— START Given information —
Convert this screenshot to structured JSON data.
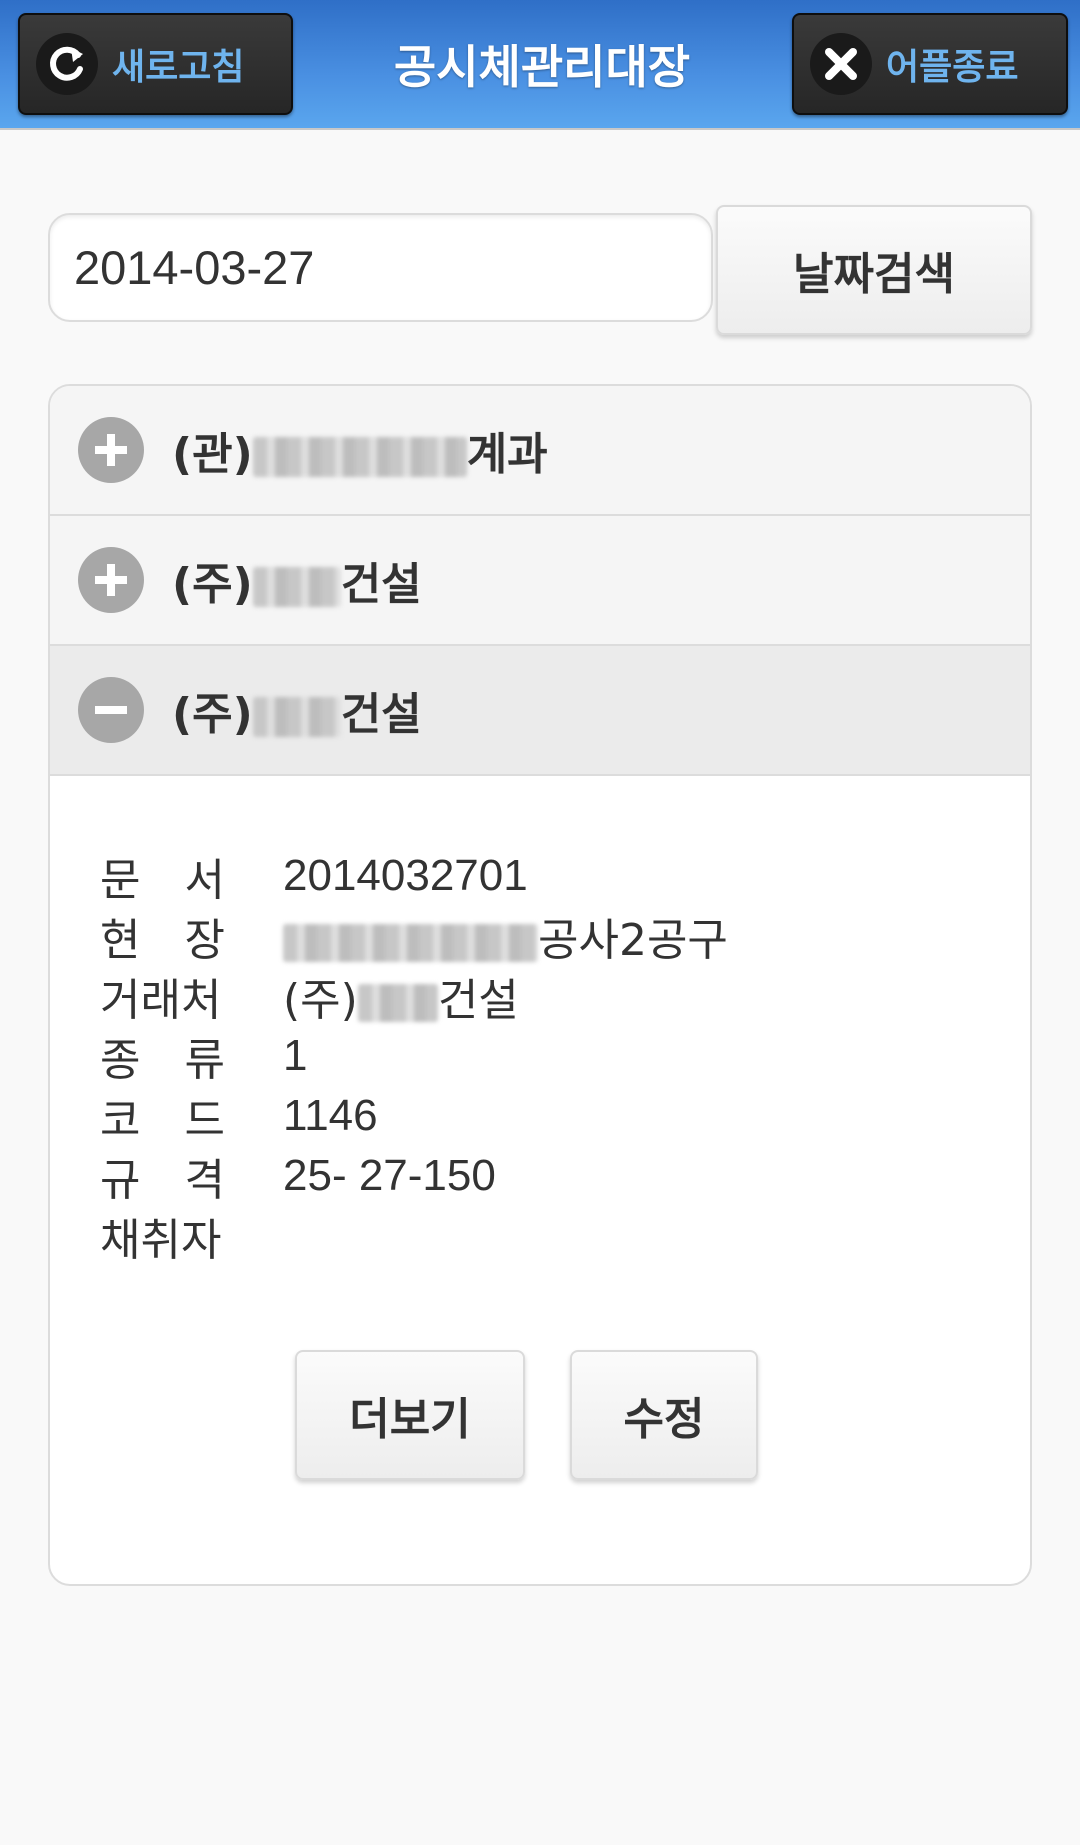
{
  "header": {
    "refresh_label": "새로고침",
    "title": "공시체관리대장",
    "exit_label": "어플종료"
  },
  "search": {
    "date_value": "2014-03-27",
    "button_label": "날짜검색"
  },
  "accordion": {
    "items": [
      {
        "prefix": "(관)",
        "suffix": "계과",
        "state": "collapsed"
      },
      {
        "prefix": "(주)",
        "suffix": "건설",
        "state": "collapsed"
      },
      {
        "prefix": "(주)",
        "suffix": "건설",
        "state": "expanded"
      }
    ]
  },
  "details": {
    "doc_label": "문　서",
    "doc_value": "2014032701",
    "site_label": "현　장",
    "site_suffix": "공사2공구",
    "client_label": "거래처",
    "client_prefix": "(주)",
    "client_suffix": "건설",
    "type_label": "종　류",
    "type_value": "1",
    "code_label": "코　드",
    "code_value": "1146",
    "spec_label": "규　격",
    "spec_value": "25- 27-150",
    "collector_label": "채취자",
    "collector_value": ""
  },
  "actions": {
    "more_label": "더보기",
    "edit_label": "수정"
  },
  "colors": {
    "header_blue": "#4a90e2",
    "header_button_text": "#6fb4ee",
    "accordion_icon": "#a7a7a7"
  },
  "icons": {
    "refresh": "refresh-icon",
    "exit": "close-icon",
    "expand": "plus-icon",
    "collapse": "minus-icon"
  }
}
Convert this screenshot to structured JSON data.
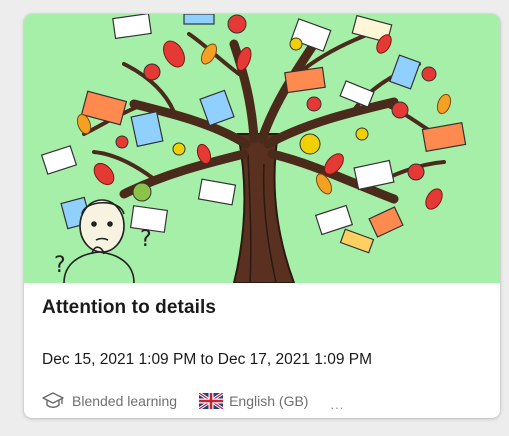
{
  "card": {
    "title": "Attention to details",
    "dates": "Dec 15, 2021 1:09 PM to Dec 17, 2021 1:09 PM",
    "format_icon": "graduation-cap-icon",
    "format_label": "Blended learning",
    "language_icon": "uk-flag-icon",
    "language_label": "English (GB)",
    "more_label": "...",
    "hero_icon": "knowledge-tree-illustration",
    "hero_background": "#a6efa8"
  }
}
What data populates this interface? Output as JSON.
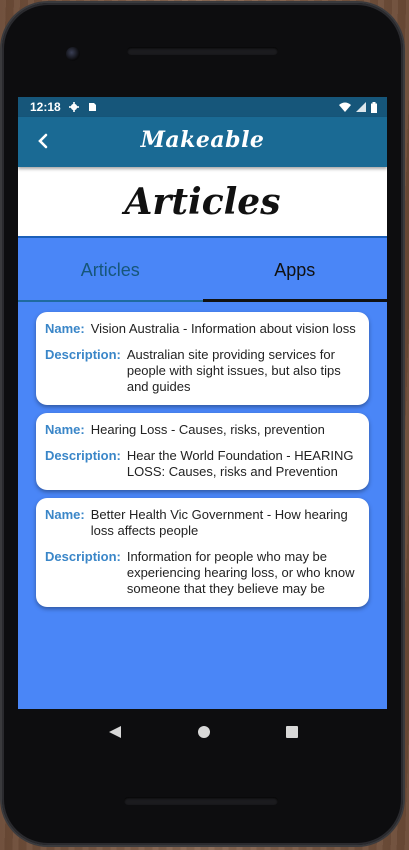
{
  "status_bar": {
    "time": "12:18"
  },
  "app_bar": {
    "brand": "Makeable"
  },
  "page": {
    "title": "Articles"
  },
  "tabs": [
    {
      "label": "Articles",
      "active": false
    },
    {
      "label": "Apps",
      "active": true
    }
  ],
  "labels": {
    "name": "Name:",
    "description": "Description:"
  },
  "items": [
    {
      "name": "Vision Australia - Information about vision loss",
      "description": "Australian site providing services for people with sight issues, but also tips and guides"
    },
    {
      "name": "Hearing Loss - Causes, risks, prevention",
      "description": "Hear the World Foundation - HEARING LOSS: Causes, risks and Prevention"
    },
    {
      "name": "Better Health Vic Government - How hearing loss affects people",
      "description": "Information for people who may be experiencing hearing loss, or who know someone that they believe may be"
    }
  ],
  "colors": {
    "status_bar": "#16567a",
    "app_bar": "#1a6a94",
    "content_bg": "#4a86f7",
    "label": "#3a86c8"
  }
}
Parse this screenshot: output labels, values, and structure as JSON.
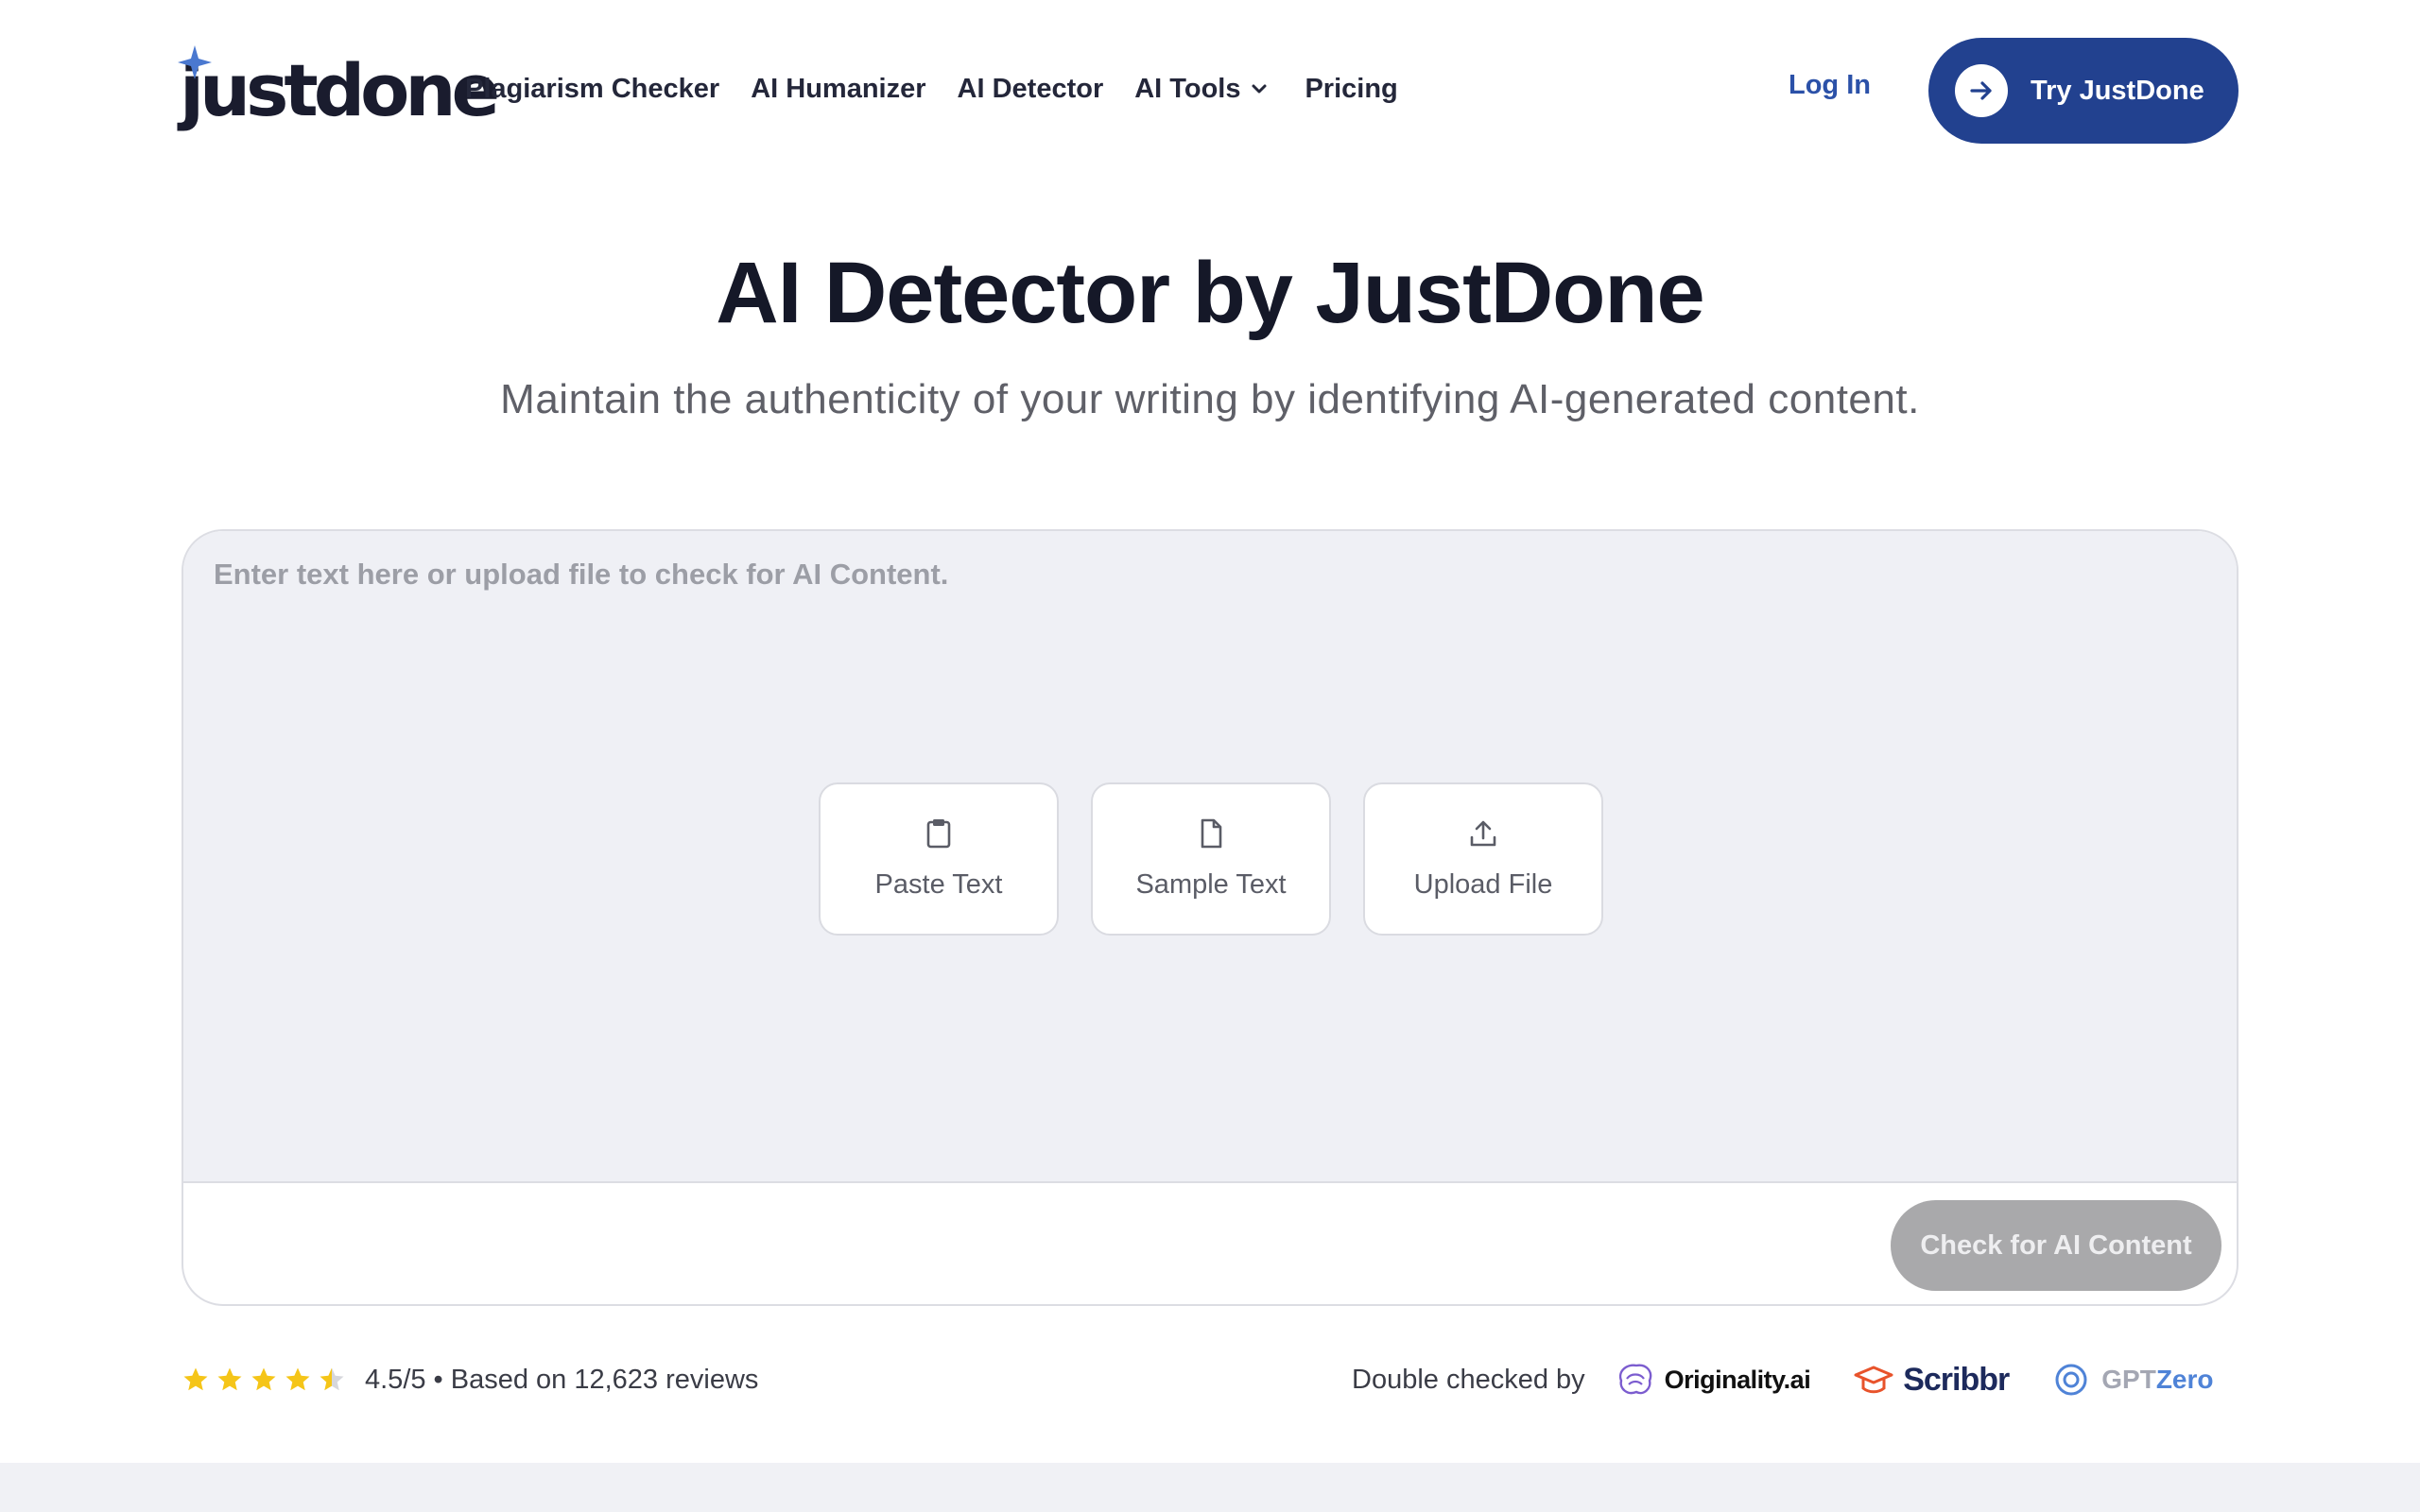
{
  "header": {
    "logo": "justdone",
    "nav": [
      {
        "label": "Plagiarism Checker"
      },
      {
        "label": "AI Humanizer"
      },
      {
        "label": "AI Detector"
      },
      {
        "label": "AI Tools",
        "icon": "chevron-down-icon"
      },
      {
        "label": "Pricing"
      }
    ],
    "login_label": "Log In",
    "cta_label": "Try JustDone",
    "cta_icon": "arrow-right-icon"
  },
  "hero": {
    "title": "AI Detector by JustDone",
    "subtitle": "Maintain the authenticity of your writing by identifying AI-generated content."
  },
  "editor": {
    "placeholder": "Enter text here or upload file to check for AI Content.",
    "value": "",
    "actions": [
      {
        "label": "Paste Text",
        "icon": "clipboard-icon"
      },
      {
        "label": "Sample Text",
        "icon": "document-icon"
      },
      {
        "label": "Upload File",
        "icon": "upload-icon"
      }
    ],
    "submit_label": "Check for AI Content"
  },
  "rating": {
    "stars": 4.5,
    "text": "4.5/5 • Based on 12,623 reviews"
  },
  "checked_by": {
    "label": "Double checked by",
    "partners": {
      "originality": "Originality.ai",
      "scribbr": "Scribbr",
      "gptzero_a": "GPT",
      "gptzero_b": "Zero"
    }
  },
  "colors": {
    "brand": "#22418f",
    "link": "#2b51a8",
    "editor_bg": "#eff0f5",
    "disabled_button": "#a9a9ab",
    "star": "#f5c518"
  }
}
— END Given information —
Give every line above again exactly, with no pictures.

Convert this screenshot to structured JSON data.
{
  "header": {
    "refresh_label": "새로고침",
    "title": "공시체관리대장",
    "exit_label": "어플종료"
  },
  "search": {
    "date_value": "2014-03-27",
    "button_label": "날짜검색"
  },
  "accordion": {
    "items": [
      {
        "prefix": "(관)",
        "suffix": "계과",
        "state": "collapsed"
      },
      {
        "prefix": "(주)",
        "suffix": "건설",
        "state": "collapsed"
      },
      {
        "prefix": "(주)",
        "suffix": "건설",
        "state": "expanded"
      }
    ]
  },
  "details": {
    "doc_label": "문　서",
    "doc_value": "2014032701",
    "site_label": "현　장",
    "site_suffix": "공사2공구",
    "client_label": "거래처",
    "client_prefix": "(주)",
    "client_suffix": "건설",
    "type_label": "종　류",
    "type_value": "1",
    "code_label": "코　드",
    "code_value": "1146",
    "spec_label": "규　격",
    "spec_value": "25- 27-150",
    "collector_label": "채취자",
    "collector_value": ""
  },
  "actions": {
    "more_label": "더보기",
    "edit_label": "수정"
  },
  "colors": {
    "header_blue": "#4a90e2",
    "header_button_text": "#6fb4ee",
    "accordion_icon": "#a7a7a7"
  },
  "icons": {
    "refresh": "refresh-icon",
    "exit": "close-icon",
    "expand": "plus-icon",
    "collapse": "minus-icon"
  }
}
Convert this screenshot to structured JSON data.
{
  "card": {
    "title": "Attention to details",
    "dates": "Dec 15, 2021 1:09 PM to Dec 17, 2021 1:09 PM",
    "format_icon": "graduation-cap-icon",
    "format_label": "Blended learning",
    "language_icon": "uk-flag-icon",
    "language_label": "English (GB)",
    "more_label": "...",
    "hero_icon": "knowledge-tree-illustration",
    "hero_background": "#a6efa8"
  }
}
What data populates this interface? Output as JSON.
{
  "status_bar": {
    "time": "12:18"
  },
  "app_bar": {
    "brand": "Makeable"
  },
  "page": {
    "title": "Articles"
  },
  "tabs": [
    {
      "label": "Articles",
      "active": false
    },
    {
      "label": "Apps",
      "active": true
    }
  ],
  "labels": {
    "name": "Name:",
    "description": "Description:"
  },
  "items": [
    {
      "name": "Vision Australia - Information about vision loss",
      "description": "Australian site providing services for people with sight issues, but also tips and guides"
    },
    {
      "name": "Hearing Loss - Causes, risks, prevention",
      "description": "Hear the World Foundation - HEARING LOSS: Causes, risks and Prevention"
    },
    {
      "name": "Better Health Vic Government - How hearing loss affects people",
      "description": "Information for people who may be experiencing hearing loss, or who know someone that they believe may be"
    }
  ],
  "colors": {
    "status_bar": "#16567a",
    "app_bar": "#1a6a94",
    "content_bg": "#4a86f7",
    "label": "#3a86c8"
  }
}
Parse this screenshot: output labels, values, and structure as JSON.
{
  "header": {
    "logo": "justdone",
    "nav": [
      {
        "label": "Plagiarism Checker"
      },
      {
        "label": "AI Humanizer"
      },
      {
        "label": "AI Detector"
      },
      {
        "label": "AI Tools",
        "icon": "chevron-down-icon"
      },
      {
        "label": "Pricing"
      }
    ],
    "login_label": "Log In",
    "cta_label": "Try JustDone",
    "cta_icon": "arrow-right-icon"
  },
  "hero": {
    "title": "AI Detector by JustDone",
    "subtitle": "Maintain the authenticity of your writing by identifying AI-generated content."
  },
  "editor": {
    "placeholder": "Enter text here or upload file to check for AI Content.",
    "value": "",
    "actions": [
      {
        "label": "Paste Text",
        "icon": "clipboard-icon"
      },
      {
        "label": "Sample Text",
        "icon": "document-icon"
      },
      {
        "label": "Upload File",
        "icon": "upload-icon"
      }
    ],
    "submit_label": "Check for AI Content"
  },
  "rating": {
    "stars": 4.5,
    "text": "4.5/5 • Based on 12,623 reviews"
  },
  "checked_by": {
    "label": "Double checked by",
    "partners": {
      "originality": "Originality.ai",
      "scribbr": "Scribbr",
      "gptzero_a": "GPT",
      "gptzero_b": "Zero"
    }
  },
  "colors": {
    "brand": "#22418f",
    "link": "#2b51a8",
    "editor_bg": "#eff0f5",
    "disabled_button": "#a9a9ab",
    "star": "#f5c518"
  }
}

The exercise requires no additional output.